--- START ---

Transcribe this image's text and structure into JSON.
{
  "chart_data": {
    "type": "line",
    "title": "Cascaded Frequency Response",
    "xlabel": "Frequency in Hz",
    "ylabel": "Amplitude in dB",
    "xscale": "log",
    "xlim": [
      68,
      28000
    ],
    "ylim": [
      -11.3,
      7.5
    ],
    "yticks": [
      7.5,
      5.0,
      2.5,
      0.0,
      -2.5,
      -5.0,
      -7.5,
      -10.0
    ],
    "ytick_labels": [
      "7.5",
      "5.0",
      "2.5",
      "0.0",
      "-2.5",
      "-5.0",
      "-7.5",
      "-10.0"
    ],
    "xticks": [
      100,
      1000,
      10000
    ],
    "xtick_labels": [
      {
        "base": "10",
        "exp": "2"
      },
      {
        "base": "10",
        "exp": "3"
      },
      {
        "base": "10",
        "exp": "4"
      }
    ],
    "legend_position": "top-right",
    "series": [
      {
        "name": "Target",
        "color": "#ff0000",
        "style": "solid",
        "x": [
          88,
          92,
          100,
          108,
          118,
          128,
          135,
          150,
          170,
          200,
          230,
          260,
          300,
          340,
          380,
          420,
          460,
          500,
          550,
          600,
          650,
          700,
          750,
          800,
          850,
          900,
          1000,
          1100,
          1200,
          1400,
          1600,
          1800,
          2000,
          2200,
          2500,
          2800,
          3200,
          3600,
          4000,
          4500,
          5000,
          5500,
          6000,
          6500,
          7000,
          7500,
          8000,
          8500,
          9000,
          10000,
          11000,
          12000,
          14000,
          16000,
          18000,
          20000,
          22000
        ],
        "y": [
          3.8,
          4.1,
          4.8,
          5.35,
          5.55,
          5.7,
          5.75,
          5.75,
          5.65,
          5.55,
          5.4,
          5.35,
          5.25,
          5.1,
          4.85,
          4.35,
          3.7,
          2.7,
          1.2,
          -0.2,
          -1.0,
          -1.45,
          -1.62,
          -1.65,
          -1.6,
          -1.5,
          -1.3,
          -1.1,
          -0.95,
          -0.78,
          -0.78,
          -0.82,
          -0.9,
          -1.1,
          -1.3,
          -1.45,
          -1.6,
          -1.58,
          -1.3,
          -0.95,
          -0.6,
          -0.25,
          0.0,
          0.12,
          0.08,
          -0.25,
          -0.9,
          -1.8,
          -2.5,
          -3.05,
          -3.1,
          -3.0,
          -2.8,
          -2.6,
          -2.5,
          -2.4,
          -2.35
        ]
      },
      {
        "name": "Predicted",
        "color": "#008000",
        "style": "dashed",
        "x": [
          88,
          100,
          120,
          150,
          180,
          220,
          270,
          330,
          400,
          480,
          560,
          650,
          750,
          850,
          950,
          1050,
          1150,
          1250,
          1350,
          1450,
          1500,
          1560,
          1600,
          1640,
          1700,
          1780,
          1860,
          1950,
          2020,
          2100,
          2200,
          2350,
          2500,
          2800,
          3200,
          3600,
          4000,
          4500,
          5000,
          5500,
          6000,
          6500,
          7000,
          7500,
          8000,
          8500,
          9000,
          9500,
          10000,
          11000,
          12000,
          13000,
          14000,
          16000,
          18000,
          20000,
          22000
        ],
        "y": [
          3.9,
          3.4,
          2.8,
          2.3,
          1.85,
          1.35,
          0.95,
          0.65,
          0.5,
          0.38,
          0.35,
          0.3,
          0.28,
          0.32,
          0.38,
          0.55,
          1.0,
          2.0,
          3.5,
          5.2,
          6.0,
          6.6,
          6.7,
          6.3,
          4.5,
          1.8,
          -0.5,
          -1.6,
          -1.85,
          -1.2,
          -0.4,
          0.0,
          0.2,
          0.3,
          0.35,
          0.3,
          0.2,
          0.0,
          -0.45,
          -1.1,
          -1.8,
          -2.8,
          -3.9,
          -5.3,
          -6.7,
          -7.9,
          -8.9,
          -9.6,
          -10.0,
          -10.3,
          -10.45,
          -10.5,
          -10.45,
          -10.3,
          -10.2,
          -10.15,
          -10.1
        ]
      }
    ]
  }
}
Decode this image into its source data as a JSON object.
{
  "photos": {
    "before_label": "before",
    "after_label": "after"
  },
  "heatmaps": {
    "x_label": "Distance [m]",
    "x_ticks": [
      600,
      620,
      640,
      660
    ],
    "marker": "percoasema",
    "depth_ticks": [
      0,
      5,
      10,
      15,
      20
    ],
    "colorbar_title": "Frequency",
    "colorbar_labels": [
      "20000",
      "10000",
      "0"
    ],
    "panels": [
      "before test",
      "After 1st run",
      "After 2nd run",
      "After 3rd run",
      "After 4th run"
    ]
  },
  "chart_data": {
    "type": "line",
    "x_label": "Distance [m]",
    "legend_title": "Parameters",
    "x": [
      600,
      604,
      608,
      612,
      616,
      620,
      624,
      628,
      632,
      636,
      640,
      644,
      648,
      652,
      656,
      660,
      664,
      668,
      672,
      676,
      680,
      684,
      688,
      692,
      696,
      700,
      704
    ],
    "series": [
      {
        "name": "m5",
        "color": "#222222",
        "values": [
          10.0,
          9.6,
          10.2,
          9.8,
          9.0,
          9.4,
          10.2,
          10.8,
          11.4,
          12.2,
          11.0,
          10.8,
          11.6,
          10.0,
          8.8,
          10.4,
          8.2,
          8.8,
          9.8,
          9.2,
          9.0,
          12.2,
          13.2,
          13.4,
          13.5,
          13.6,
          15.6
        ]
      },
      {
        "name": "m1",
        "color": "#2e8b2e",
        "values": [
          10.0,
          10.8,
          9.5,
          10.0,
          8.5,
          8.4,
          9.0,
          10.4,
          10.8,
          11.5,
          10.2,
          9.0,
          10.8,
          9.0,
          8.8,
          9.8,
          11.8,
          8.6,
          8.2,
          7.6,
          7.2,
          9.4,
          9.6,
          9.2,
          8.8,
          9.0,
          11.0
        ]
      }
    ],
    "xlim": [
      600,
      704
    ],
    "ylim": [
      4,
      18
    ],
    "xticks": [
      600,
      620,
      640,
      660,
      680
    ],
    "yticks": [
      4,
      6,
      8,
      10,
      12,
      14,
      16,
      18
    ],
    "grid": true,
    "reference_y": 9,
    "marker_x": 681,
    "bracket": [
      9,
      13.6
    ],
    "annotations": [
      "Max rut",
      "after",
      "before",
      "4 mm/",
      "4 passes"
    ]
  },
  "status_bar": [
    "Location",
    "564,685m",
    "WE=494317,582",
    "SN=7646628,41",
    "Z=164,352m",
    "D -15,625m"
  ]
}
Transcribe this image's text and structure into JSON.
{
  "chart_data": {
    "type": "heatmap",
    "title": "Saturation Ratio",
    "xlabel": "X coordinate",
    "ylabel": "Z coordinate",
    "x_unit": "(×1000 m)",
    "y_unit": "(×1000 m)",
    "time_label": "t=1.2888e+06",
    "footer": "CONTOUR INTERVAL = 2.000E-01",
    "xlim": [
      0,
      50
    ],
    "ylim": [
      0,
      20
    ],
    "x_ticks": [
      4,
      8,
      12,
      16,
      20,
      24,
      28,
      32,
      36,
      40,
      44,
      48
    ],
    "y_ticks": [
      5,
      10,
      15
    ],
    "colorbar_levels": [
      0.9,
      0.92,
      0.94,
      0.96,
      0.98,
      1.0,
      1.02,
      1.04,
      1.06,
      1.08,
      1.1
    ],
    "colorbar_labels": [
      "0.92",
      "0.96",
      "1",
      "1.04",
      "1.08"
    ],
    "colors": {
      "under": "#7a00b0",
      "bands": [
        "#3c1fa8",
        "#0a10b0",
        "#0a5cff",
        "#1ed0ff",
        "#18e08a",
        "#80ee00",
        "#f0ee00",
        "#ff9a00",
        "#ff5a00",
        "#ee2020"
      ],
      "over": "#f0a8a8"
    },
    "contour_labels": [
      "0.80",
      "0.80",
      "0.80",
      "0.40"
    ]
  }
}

--- END ---

## WHAT YOU HAVE TO DO
From the data, collect all lines where the string "xlabel" appears.

## RESULT FOR THIS EXERCISE
    "xlabel": "Frequency in Hz",
    "xlabel": "X coordinate",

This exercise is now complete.